What to do
Count every line in the entries that follow where the word "xlabel" appears, then state only the total.

** begin Source data **

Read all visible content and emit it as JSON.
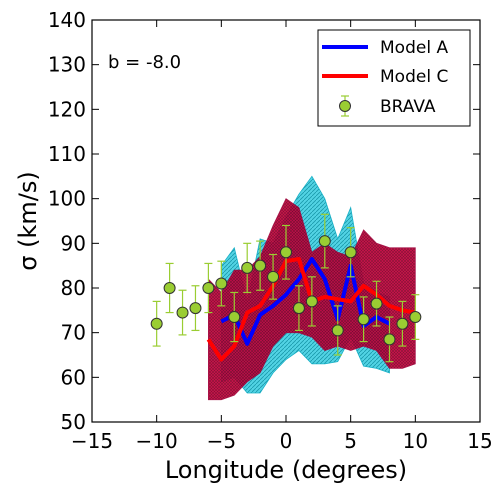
{
  "chart_data": {
    "type": "line",
    "xlabel": "Longitude (degrees)",
    "ylabel": "σ (km/s)",
    "annotation": "b = -8.0",
    "xlim": [
      -15,
      15
    ],
    "ylim": [
      50,
      140
    ],
    "xticks": [
      "−15",
      "−10",
      "−5",
      "0",
      "5",
      "10",
      "15"
    ],
    "xtick_values": [
      -15,
      -10,
      -5,
      0,
      5,
      10,
      15
    ],
    "yticks": [
      "50",
      "60",
      "70",
      "80",
      "90",
      "100",
      "110",
      "120",
      "130",
      "140"
    ],
    "ytick_values": [
      50,
      60,
      70,
      80,
      90,
      100,
      110,
      120,
      130,
      140
    ],
    "legend_position": "top-right",
    "series": [
      {
        "name": "Model A",
        "kind": "line",
        "color": "#0000ff",
        "band_color": "#00bfd8",
        "x": [
          -5,
          -4,
          -3,
          -2,
          -1,
          0,
          1,
          2,
          3,
          4,
          5,
          6,
          7,
          8
        ],
        "y": [
          72.5,
          74,
          67.5,
          74,
          76,
          78.5,
          82,
          86.5,
          82,
          73,
          85,
          71.5,
          73.5,
          72
        ],
        "lower": [
          59,
          60,
          56.5,
          56.5,
          61,
          64,
          66,
          63,
          63,
          63.5,
          69,
          62.5,
          62,
          61
        ],
        "upper": [
          85,
          89,
          77,
          91,
          90,
          96,
          101,
          105,
          100,
          91,
          98,
          81,
          79,
          78
        ]
      },
      {
        "name": "Model C",
        "kind": "line",
        "color": "#ff0000",
        "band_color": "#b0003a",
        "x": [
          -6,
          -5,
          -4,
          -3,
          -2,
          -1,
          0,
          1,
          2,
          3,
          4,
          5,
          6,
          7,
          8,
          9,
          10
        ],
        "y": [
          68.5,
          64,
          67,
          74.5,
          76,
          80.5,
          86,
          86.5,
          77,
          78,
          77.5,
          77,
          80.5,
          78.5,
          76,
          75,
          74.5
        ],
        "lower": [
          55,
          55,
          56,
          59,
          61,
          67,
          70,
          70,
          69,
          66,
          67,
          66,
          67,
          66,
          62,
          62,
          63
        ],
        "upper": [
          82,
          79,
          84,
          84,
          87,
          94,
          100,
          98,
          88,
          90,
          88,
          87,
          93,
          90,
          89,
          89,
          89
        ]
      },
      {
        "name": "BRAVA",
        "kind": "points",
        "color": "#9acd32",
        "x": [
          -10,
          -9,
          -8,
          -7,
          -6,
          -5,
          -4,
          -3,
          -2,
          -1,
          0,
          1,
          2,
          3,
          4,
          5,
          6,
          7,
          8,
          9,
          10
        ],
        "y": [
          72,
          80,
          74.5,
          75.5,
          80,
          81,
          73.5,
          84.5,
          85,
          82.5,
          88,
          75.5,
          77,
          90.5,
          70.5,
          88,
          73,
          76.5,
          68.5,
          72,
          73.5
        ],
        "err": [
          5,
          5.5,
          5,
          5,
          5.5,
          5,
          5.5,
          5.5,
          5.5,
          5,
          6,
          5,
          5.5,
          6,
          5.5,
          5.5,
          5,
          5,
          5,
          5,
          5
        ]
      }
    ]
  }
}
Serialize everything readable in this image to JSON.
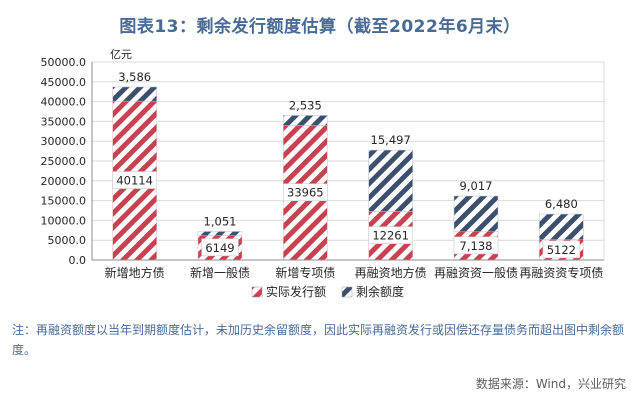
{
  "title": "图表13：剩余发行额度估算（截至2022年6月末）",
  "note": "注：再融资额度以当年到期额度估计，未加历史余留额度，因此实际再融资发行或因偿还存量债务而超出图中剩余额度。",
  "source": "数据来源：Wind，兴业研究",
  "colors": {
    "issued": "#c8414f",
    "remaining": "#3d4f6e",
    "grid": "#d9d9d9",
    "text": "#262626"
  },
  "chart_data": {
    "type": "bar",
    "stacked": true,
    "unit_label": "亿元",
    "categories": [
      "新增地方债",
      "新增一般债",
      "新增专项债",
      "再融资地方债",
      "再融资资一般债",
      "再融资资专项债"
    ],
    "series": [
      {
        "name": "实际发行额",
        "values": [
          40114,
          6149,
          33965,
          12261,
          7138,
          5122
        ],
        "labels": [
          "40114",
          "6149",
          "33965",
          "12261",
          "7,138",
          "5122"
        ],
        "pattern": "diagonal-hatch"
      },
      {
        "name": "剩余额度",
        "values": [
          3586,
          1051,
          2535,
          15497,
          9017,
          6480
        ],
        "labels": [
          "3,586",
          "1,051",
          "2,535",
          "15,497",
          "9,017",
          "6,480"
        ],
        "pattern": "diagonal-hatch"
      }
    ],
    "yticks": [
      "0.0",
      "5000.0",
      "10000.0",
      "15000.0",
      "20000.0",
      "25000.0",
      "30000.0",
      "35000.0",
      "40000.0",
      "45000.0",
      "50000.0"
    ],
    "ylim": [
      0,
      50000
    ],
    "grid": true,
    "legend_position": "bottom"
  }
}
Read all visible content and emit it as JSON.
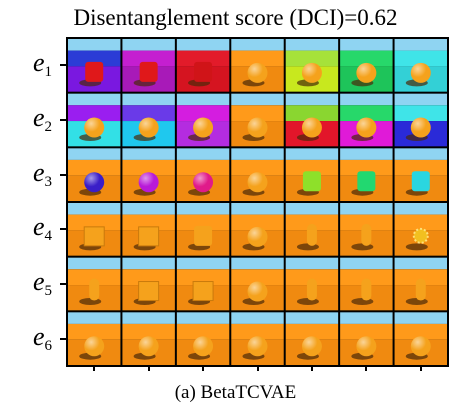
{
  "figure": {
    "title": "Disentanglement score (DCI)=0.62",
    "caption": "(a) BetaTCVAE",
    "rows": [
      {
        "var": "e",
        "sub": "1",
        "cells": [
          {
            "wall": "#2b3cd6",
            "floor": "#7a18e0",
            "shape": "cylinder",
            "obj": "#e0181a"
          },
          {
            "wall": "#c41fd0",
            "floor": "#a81ab8",
            "shape": "cylinder",
            "obj": "#e0181a"
          },
          {
            "wall": "#e21b2a",
            "floor": "#d51420",
            "shape": "cylinder",
            "obj": "#d01418"
          },
          {
            "wall": "#ff9a1a",
            "floor": "#f08a10",
            "shape": "sphere",
            "obj": "#f5a21c"
          },
          {
            "wall": "#a6e23a",
            "floor": "#c8e81e",
            "shape": "sphere",
            "obj": "#f5a21c"
          },
          {
            "wall": "#27d86a",
            "floor": "#1ec45a",
            "shape": "sphere",
            "obj": "#f5a21c"
          },
          {
            "wall": "#3fe4e8",
            "floor": "#33d0d6",
            "shape": "sphere",
            "obj": "#f5a21c"
          }
        ]
      },
      {
        "var": "e",
        "sub": "2",
        "cells": [
          {
            "wall": "#9a1ef0",
            "floor": "#32e0e6",
            "shape": "sphere",
            "obj": "#f5a21c"
          },
          {
            "wall": "#6a3ae8",
            "floor": "#1fc8ee",
            "shape": "sphere",
            "obj": "#f5a21c"
          },
          {
            "wall": "#d41de0",
            "floor": "#b42ce0",
            "shape": "sphere",
            "obj": "#f5a21c"
          },
          {
            "wall": "#ff9a1a",
            "floor": "#f08a10",
            "shape": "sphere",
            "obj": "#f5a21c"
          },
          {
            "wall": "#8ad630",
            "floor": "#e2162a",
            "shape": "sphere",
            "obj": "#f5a21c"
          },
          {
            "wall": "#27d86a",
            "floor": "#e01ad8",
            "shape": "sphere",
            "obj": "#f5a21c"
          },
          {
            "wall": "#3fe4e8",
            "floor": "#2a2ad8",
            "shape": "sphere",
            "obj": "#f5a21c"
          }
        ]
      },
      {
        "var": "e",
        "sub": "3",
        "cells": [
          {
            "wall": "#ff9a1a",
            "floor": "#f08a10",
            "shape": "sphere",
            "obj": "#3a1ec8"
          },
          {
            "wall": "#ff9a1a",
            "floor": "#f08a10",
            "shape": "sphere",
            "obj": "#b81ad8"
          },
          {
            "wall": "#ff9a1a",
            "floor": "#f08a10",
            "shape": "sphere",
            "obj": "#e01a8a"
          },
          {
            "wall": "#ff9a1a",
            "floor": "#f08a10",
            "shape": "sphere",
            "obj": "#f5a21c"
          },
          {
            "wall": "#ff9a1a",
            "floor": "#f08a10",
            "shape": "cylinder",
            "obj": "#8ee02a"
          },
          {
            "wall": "#ff9a1a",
            "floor": "#f08a10",
            "shape": "cylinder",
            "obj": "#22d870"
          },
          {
            "wall": "#ff9a1a",
            "floor": "#f08a10",
            "shape": "cylinder",
            "obj": "#2ad6e0"
          }
        ]
      },
      {
        "var": "e",
        "sub": "4",
        "cells": [
          {
            "wall": "#ff9a1a",
            "floor": "#f08a10",
            "shape": "cube",
            "obj": "#f5a21c"
          },
          {
            "wall": "#ff9a1a",
            "floor": "#f08a10",
            "shape": "cube",
            "obj": "#f5a21c"
          },
          {
            "wall": "#ff9a1a",
            "floor": "#f08a10",
            "shape": "cylinder",
            "obj": "#f5a21c"
          },
          {
            "wall": "#ff9a1a",
            "floor": "#f08a10",
            "shape": "sphere",
            "obj": "#f5a21c"
          },
          {
            "wall": "#ff9a1a",
            "floor": "#f08a10",
            "shape": "capsule",
            "obj": "#f5a21c"
          },
          {
            "wall": "#ff9a1a",
            "floor": "#f08a10",
            "shape": "capsule",
            "obj": "#f5a21c"
          },
          {
            "wall": "#ff9a1a",
            "floor": "#f08a10",
            "shape": "blob",
            "obj": "#f2c020"
          }
        ]
      },
      {
        "var": "e",
        "sub": "5",
        "cells": [
          {
            "wall": "#ff9a1a",
            "floor": "#f08a10",
            "shape": "capsule",
            "obj": "#f5a21c"
          },
          {
            "wall": "#ff9a1a",
            "floor": "#f08a10",
            "shape": "cube",
            "obj": "#f5a21c"
          },
          {
            "wall": "#ff9a1a",
            "floor": "#f08a10",
            "shape": "cube",
            "obj": "#f5a21c"
          },
          {
            "wall": "#ff9a1a",
            "floor": "#f08a10",
            "shape": "sphere",
            "obj": "#f5a21c"
          },
          {
            "wall": "#ff9a1a",
            "floor": "#f08a10",
            "shape": "capsule",
            "obj": "#f5a21c"
          },
          {
            "wall": "#ff9a1a",
            "floor": "#f08a10",
            "shape": "capsule",
            "obj": "#f5a21c"
          },
          {
            "wall": "#ff9a1a",
            "floor": "#f08a10",
            "shape": "capsule",
            "obj": "#f5a21c"
          }
        ]
      },
      {
        "var": "e",
        "sub": "6",
        "cells": [
          {
            "wall": "#ff9a1a",
            "floor": "#f08a10",
            "shape": "sphere",
            "obj": "#f5a21c"
          },
          {
            "wall": "#ff9a1a",
            "floor": "#f08a10",
            "shape": "sphere",
            "obj": "#f5a21c"
          },
          {
            "wall": "#ff9a1a",
            "floor": "#f08a10",
            "shape": "sphere",
            "obj": "#f5a21c"
          },
          {
            "wall": "#ff9a1a",
            "floor": "#f08a10",
            "shape": "sphere",
            "obj": "#f5a21c"
          },
          {
            "wall": "#ff9a1a",
            "floor": "#f08a10",
            "shape": "sphere",
            "obj": "#f5a21c"
          },
          {
            "wall": "#ff9a1a",
            "floor": "#f08a10",
            "shape": "sphere",
            "obj": "#f5a21c"
          },
          {
            "wall": "#ff9a1a",
            "floor": "#f08a10",
            "shape": "sphere",
            "obj": "#f5a21c"
          }
        ]
      }
    ],
    "colors": {
      "sky": "#8fd4f2",
      "shadow": "#4a2a08",
      "frame": "#000000"
    }
  }
}
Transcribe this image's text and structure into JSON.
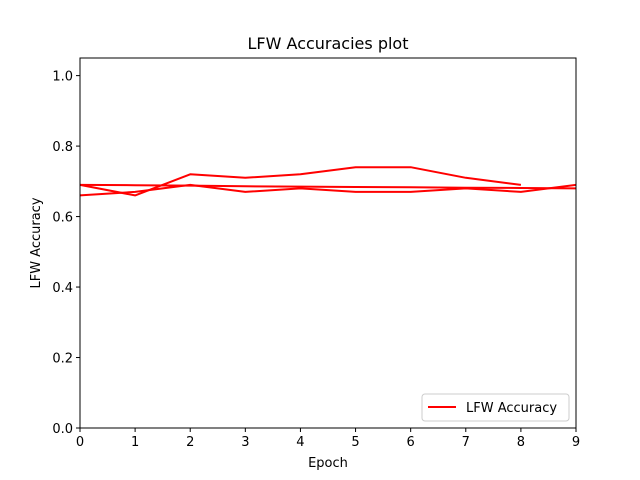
{
  "chart_data": {
    "type": "line",
    "title": "LFW Accuracies plot",
    "xlabel": "Epoch",
    "ylabel": "LFW Accuracy",
    "xlim": [
      0,
      9
    ],
    "ylim": [
      0,
      1.05
    ],
    "xticks": [
      "0",
      "1",
      "2",
      "3",
      "4",
      "5",
      "6",
      "7",
      "8",
      "9"
    ],
    "yticks": [
      "0.0",
      "0.2",
      "0.4",
      "0.6",
      "0.8",
      "1.0"
    ],
    "grid": false,
    "legend_position": "lower-right",
    "series": [
      {
        "name": "LFW Accuracy",
        "color": "#ff0000",
        "x": [
          0,
          1,
          2,
          3,
          4,
          5,
          6,
          7,
          8
        ],
        "y": [
          0.69,
          0.66,
          0.72,
          0.71,
          0.72,
          0.74,
          0.74,
          0.71,
          0.69
        ]
      },
      {
        "name": "",
        "color": "#ff0000",
        "x": [
          0,
          1,
          2,
          3,
          4,
          5,
          6,
          7,
          8,
          9
        ],
        "y": [
          0.66,
          0.67,
          0.69,
          0.67,
          0.68,
          0.67,
          0.67,
          0.68,
          0.67,
          0.69
        ]
      },
      {
        "name": "",
        "color": "#ff0000",
        "x": [
          0,
          1,
          2,
          3,
          4,
          5,
          6,
          7,
          8,
          9
        ],
        "y": [
          0.69,
          0.689,
          0.688,
          0.686,
          0.685,
          0.684,
          0.683,
          0.682,
          0.681,
          0.68
        ]
      }
    ]
  }
}
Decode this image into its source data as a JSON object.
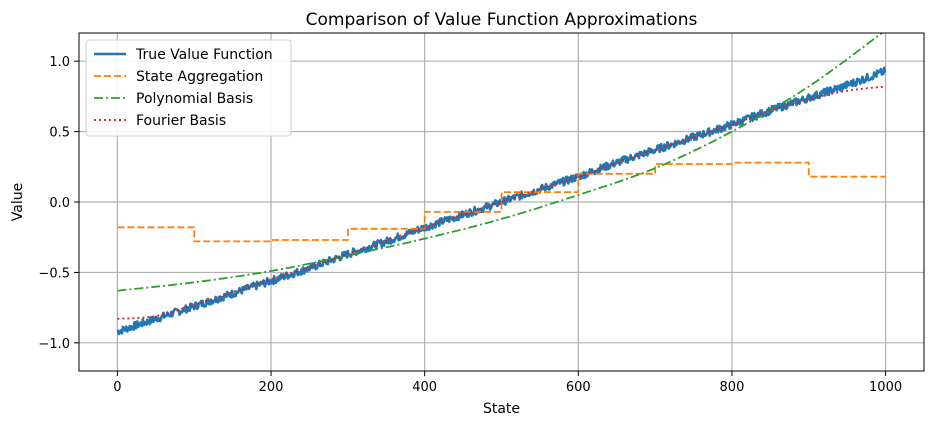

** end Source data **

Solved problem
2